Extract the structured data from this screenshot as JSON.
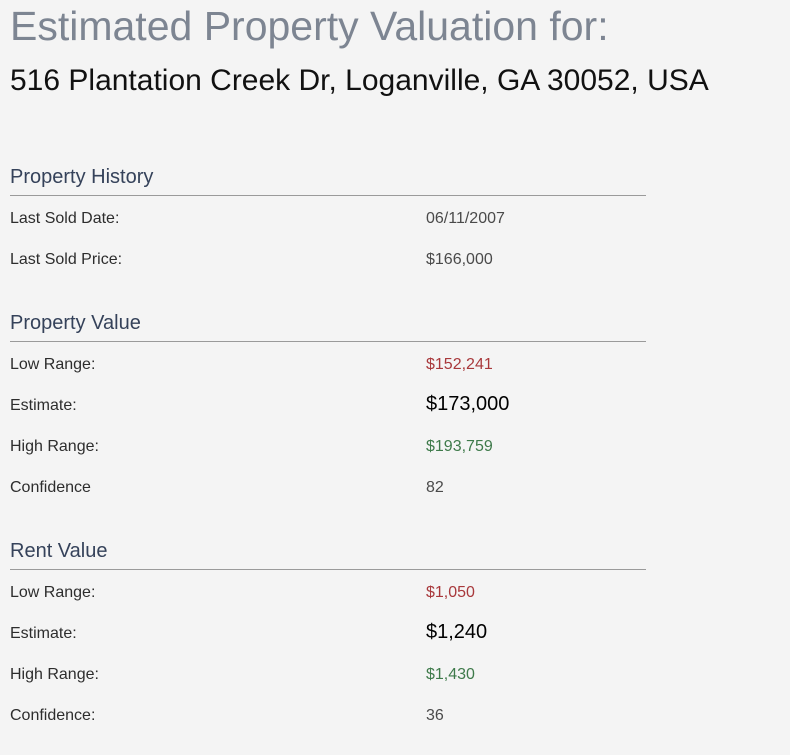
{
  "header": {
    "title": "Estimated Property Valuation for:",
    "address": "516 Plantation Creek Dr, Loganville, GA 30052, USA"
  },
  "property_history": {
    "heading": "Property History",
    "last_sold_date_label": "Last Sold Date:",
    "last_sold_date": "06/11/2007",
    "last_sold_price_label": "Last Sold Price:",
    "last_sold_price": "$166,000"
  },
  "property_value": {
    "heading": "Property Value",
    "low_label": "Low Range:",
    "low": "$152,241",
    "estimate_label": "Estimate:",
    "estimate": "$173,000",
    "high_label": "High Range:",
    "high": "$193,759",
    "confidence_label": "Confidence",
    "confidence": "82"
  },
  "rent_value": {
    "heading": "Rent Value",
    "low_label": "Low Range:",
    "low": "$1,050",
    "estimate_label": "Estimate:",
    "estimate": "$1,240",
    "high_label": "High Range:",
    "high": "$1,430",
    "confidence_label": "Confidence:",
    "confidence": "36"
  },
  "colors": {
    "background": "#f4f4f4",
    "title": "#7d8592",
    "low_range": "#a8383b",
    "high_range": "#3e7a4a"
  }
}
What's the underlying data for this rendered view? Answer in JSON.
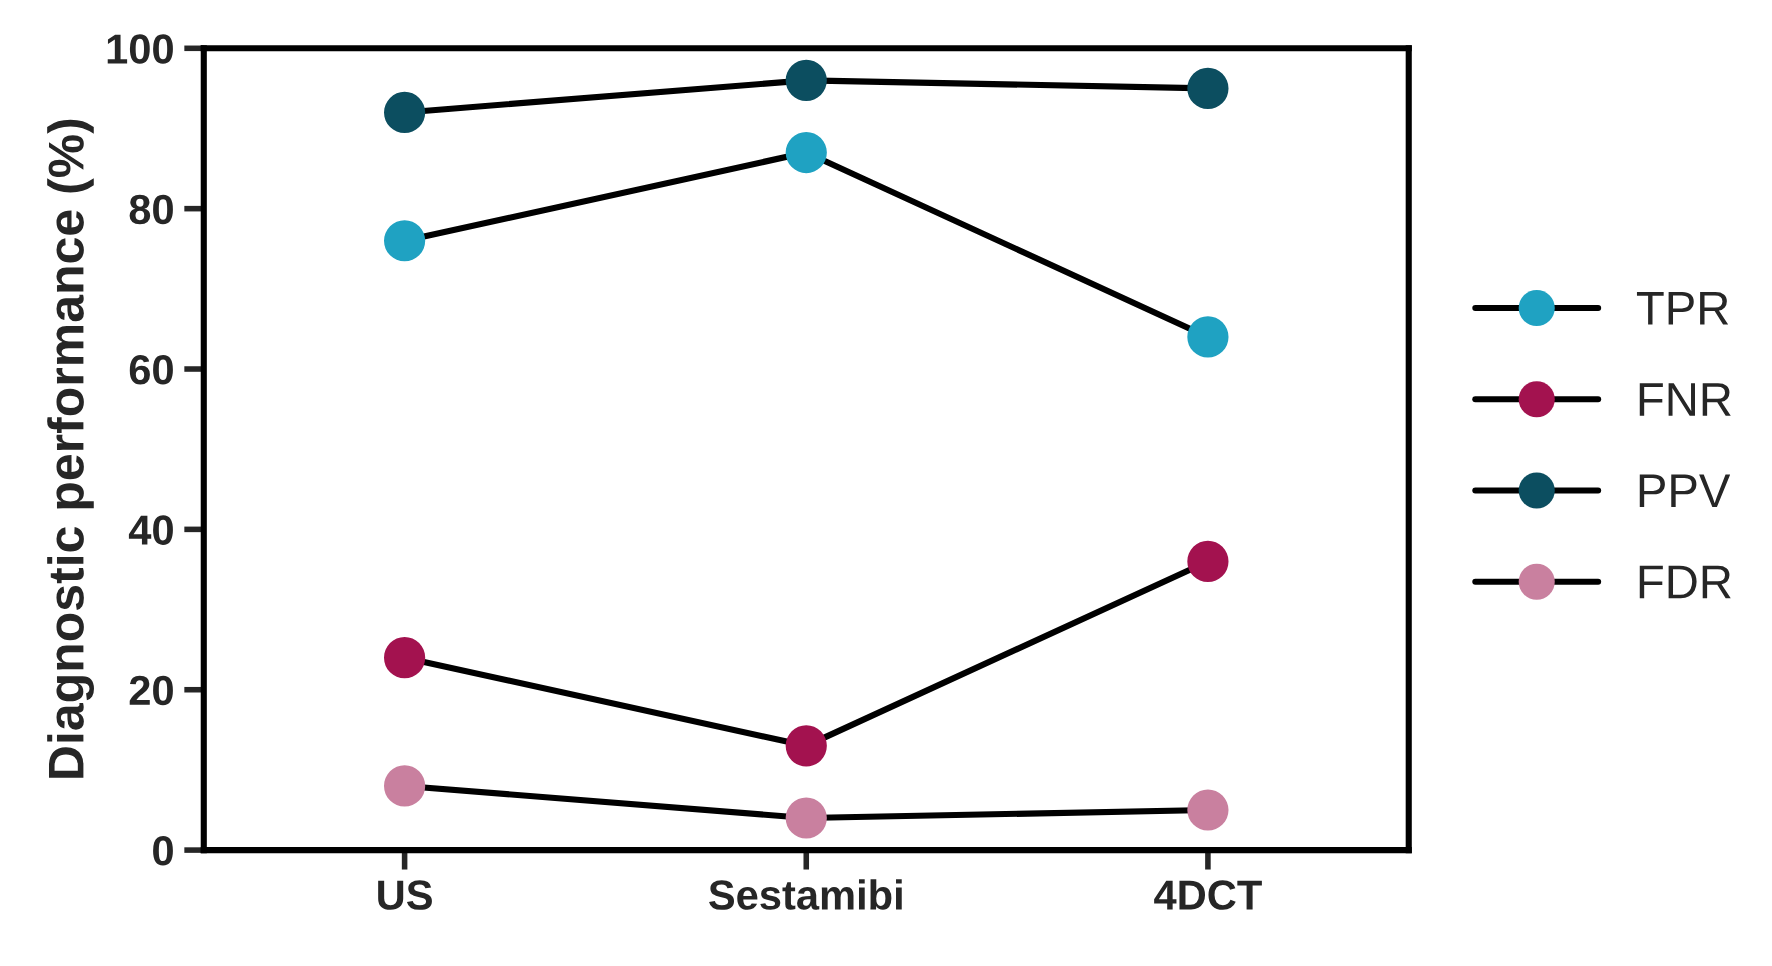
{
  "chart_data": {
    "type": "line",
    "ylabel": "Diagnostic performance (%)",
    "categories": [
      "US",
      "Sestamibi",
      "4DCT"
    ],
    "series": [
      {
        "name": "TPR",
        "color": "#1fa2c2",
        "values": [
          76,
          87,
          64
        ]
      },
      {
        "name": "FNR",
        "color": "#a3124f",
        "values": [
          24,
          13,
          36
        ]
      },
      {
        "name": "PPV",
        "color": "#0c4e60",
        "values": [
          92,
          96,
          95
        ]
      },
      {
        "name": "FDR",
        "color": "#c9809f",
        "values": [
          8,
          4,
          5
        ]
      }
    ],
    "ylim": [
      0,
      100
    ],
    "yticks": [
      0,
      20,
      40,
      60,
      80,
      100
    ],
    "grid": false,
    "legend": "right",
    "marker": "circle",
    "line_style": "solid"
  }
}
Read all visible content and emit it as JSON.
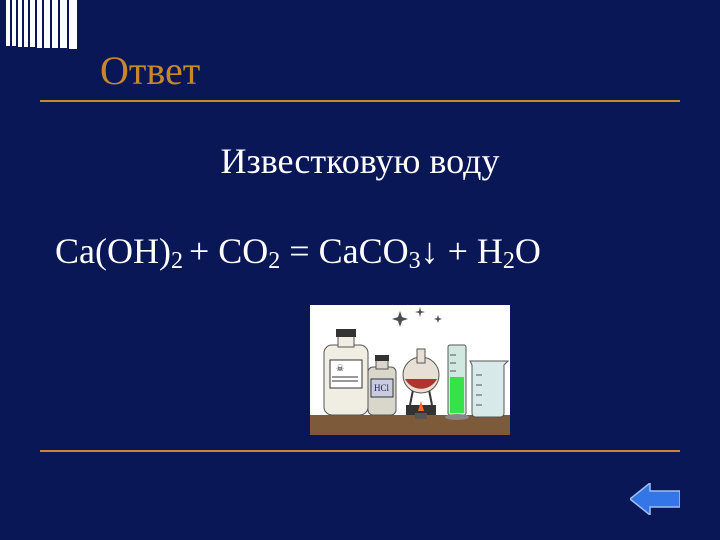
{
  "background_color": "#0a1757",
  "text_color": "#ffffff",
  "accent_color": "#c7872c",
  "line_color": "#c7872c",
  "arrow_fill": "#3476e8",
  "arrow_stroke": "#9fbef5",
  "deco_bar_color": "#ffffff",
  "title": "Ответ",
  "subtitle": "Известковую воду",
  "equation": {
    "parts": [
      {
        "t": "Ca(OH)",
        "sub": false
      },
      {
        "t": "2 ",
        "sub": true
      },
      {
        "t": "+ CO",
        "sub": false
      },
      {
        "t": "2",
        "sub": true
      },
      {
        "t": " = CaCO",
        "sub": false
      },
      {
        "t": "3",
        "sub": true
      },
      {
        "t": "↓ + H",
        "sub": false
      },
      {
        "t": "2",
        "sub": true
      },
      {
        "t": "O",
        "sub": false
      }
    ]
  },
  "illustration": {
    "bg": "#ffffff",
    "table": "#7c5a3a",
    "bottle1_body": "#f0ede2",
    "bottle1_label": "#ffffff",
    "bottle2_body": "#d9d6cc",
    "bottle2_label": "#c9cce0",
    "bottle2_label_text": "HCl",
    "flask_liquid": "#b0342d",
    "burner": "#555555",
    "flame": "#ff6a2a",
    "cylinder_body": "#d0e8e0",
    "cylinder_liquid": "#35e24a",
    "beaker_body": "#d8e9ea",
    "sparkle": "#4c4e52"
  }
}
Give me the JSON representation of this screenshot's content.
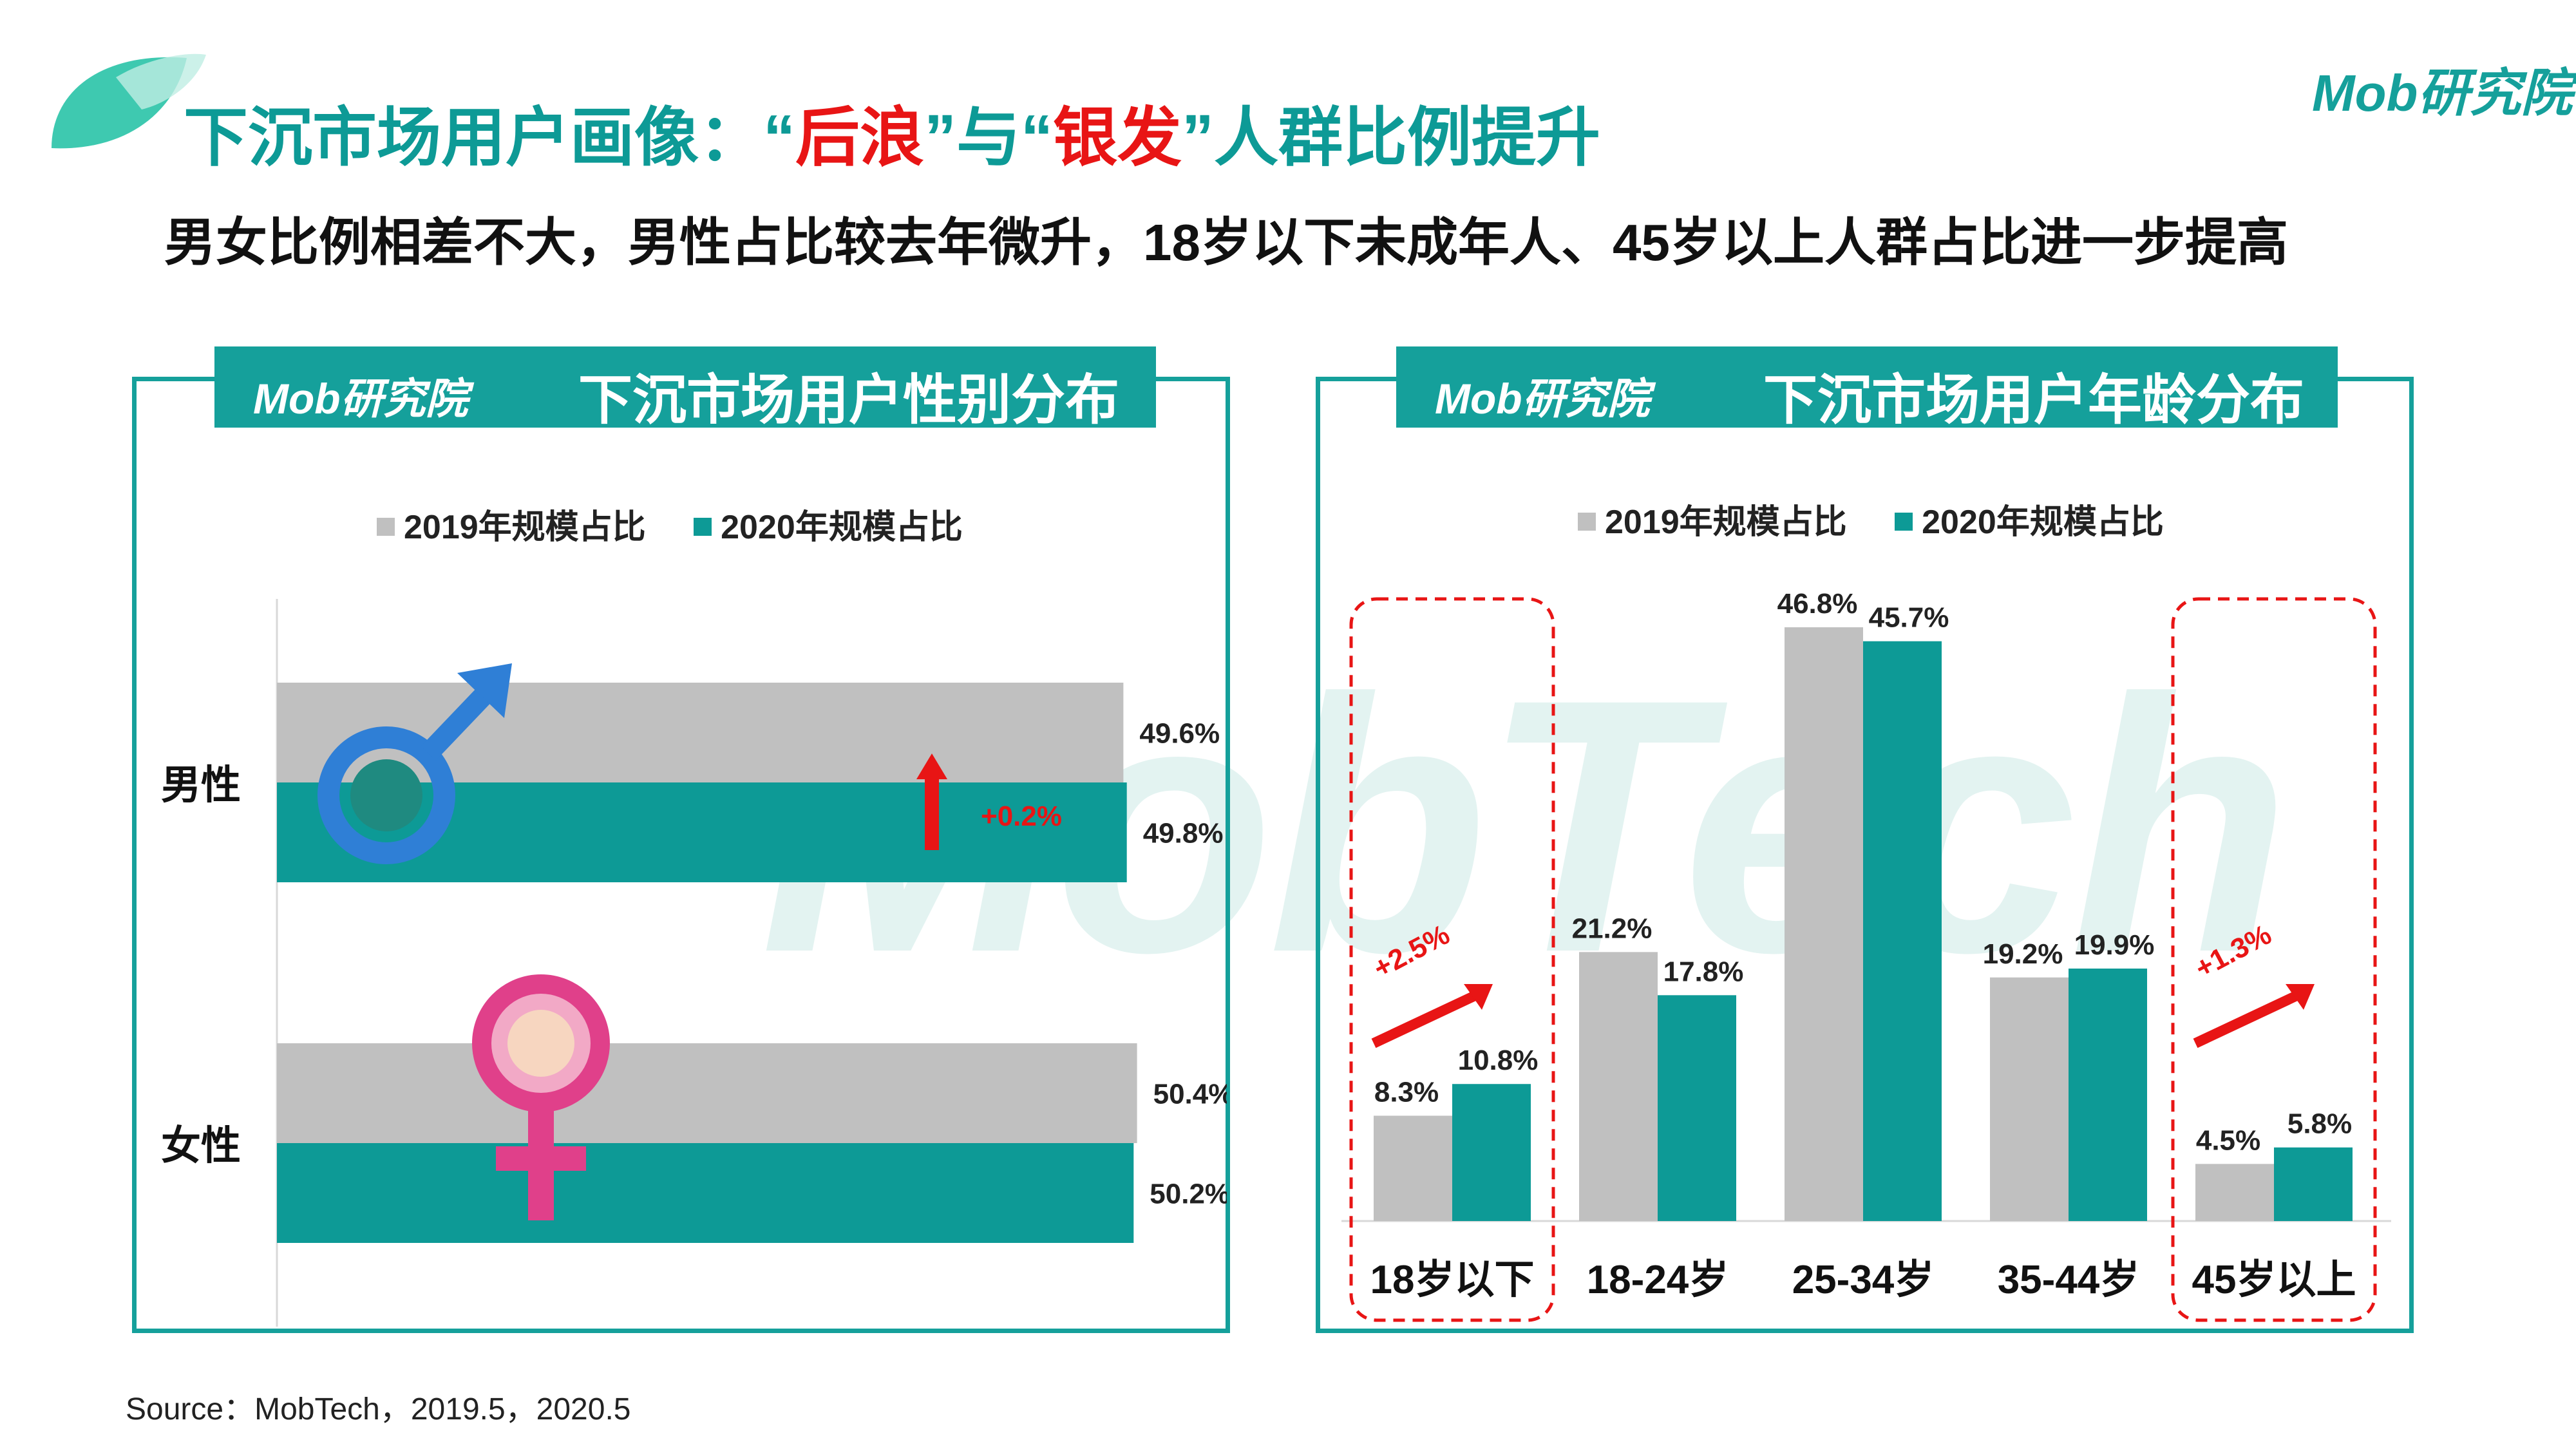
{
  "header": {
    "title_part1": "下沉市场用户画像：“",
    "title_red1": "后浪",
    "title_part2": "”与“",
    "title_red2": "银发",
    "title_part3": "”人群比例提升",
    "subtitle": "男女比例相差不大，男性占比较去年微升，18岁以下未成年人、45岁以上人群占比进一步提高",
    "brand": "Mob研究院"
  },
  "watermark": "MobTech",
  "source": "Source：MobTech，2019.5，2020.5",
  "colors": {
    "accent": "#15a09b",
    "y2019": "#c0c0c0",
    "y2020": "#0d9a96",
    "highlight": "#e81515",
    "male_icon": "#2f7fd6",
    "female_icon": "#e0408a"
  },
  "chart_data": [
    {
      "type": "bar",
      "orientation": "horizontal",
      "panel_logo": "Mob研究院",
      "title": "下沉市场用户性别分布",
      "categories": [
        "男性",
        "女性"
      ],
      "series": [
        {
          "name": "2019年规模占比",
          "values": [
            49.6,
            50.4
          ],
          "labels": [
            "49.6%",
            "50.4%"
          ]
        },
        {
          "name": "2020年规模占比",
          "values": [
            49.8,
            50.2
          ],
          "labels": [
            "49.8%",
            "50.2%"
          ]
        }
      ],
      "annotations": [
        {
          "category": "男性",
          "text": "+0.2%"
        }
      ],
      "legend": "top"
    },
    {
      "type": "bar",
      "orientation": "vertical",
      "panel_logo": "Mob研究院",
      "title": "下沉市场用户年龄分布",
      "categories": [
        "18岁以下",
        "18-24岁",
        "25-34岁",
        "35-44岁",
        "45岁以上"
      ],
      "series": [
        {
          "name": "2019年规模占比",
          "values": [
            8.3,
            21.2,
            46.8,
            19.2,
            4.5
          ],
          "labels": [
            "8.3%",
            "21.2%",
            "46.8%",
            "19.2%",
            "4.5%"
          ]
        },
        {
          "name": "2020年规模占比",
          "values": [
            10.8,
            17.8,
            45.7,
            19.9,
            5.8
          ],
          "labels": [
            "10.8%",
            "17.8%",
            "45.7%",
            "19.9%",
            "5.8%"
          ]
        }
      ],
      "annotations": [
        {
          "category": "18岁以下",
          "text": "+2.5%"
        },
        {
          "category": "45岁以上",
          "text": "+1.3%"
        }
      ],
      "legend": "top"
    }
  ]
}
▬▬▬▬▬▬
_WHAT YOU HAVE TO DO_
Whichever lines contain the string "subtitle", select and copy them.

_SOLUTION TO THIS EXERCISE_
  "subtitle": "Известковую воду",
    "subtitle": "男女比例相差不大，男性占比较去年微升，18岁以下未成年人、45岁以上人群占比进一步提高",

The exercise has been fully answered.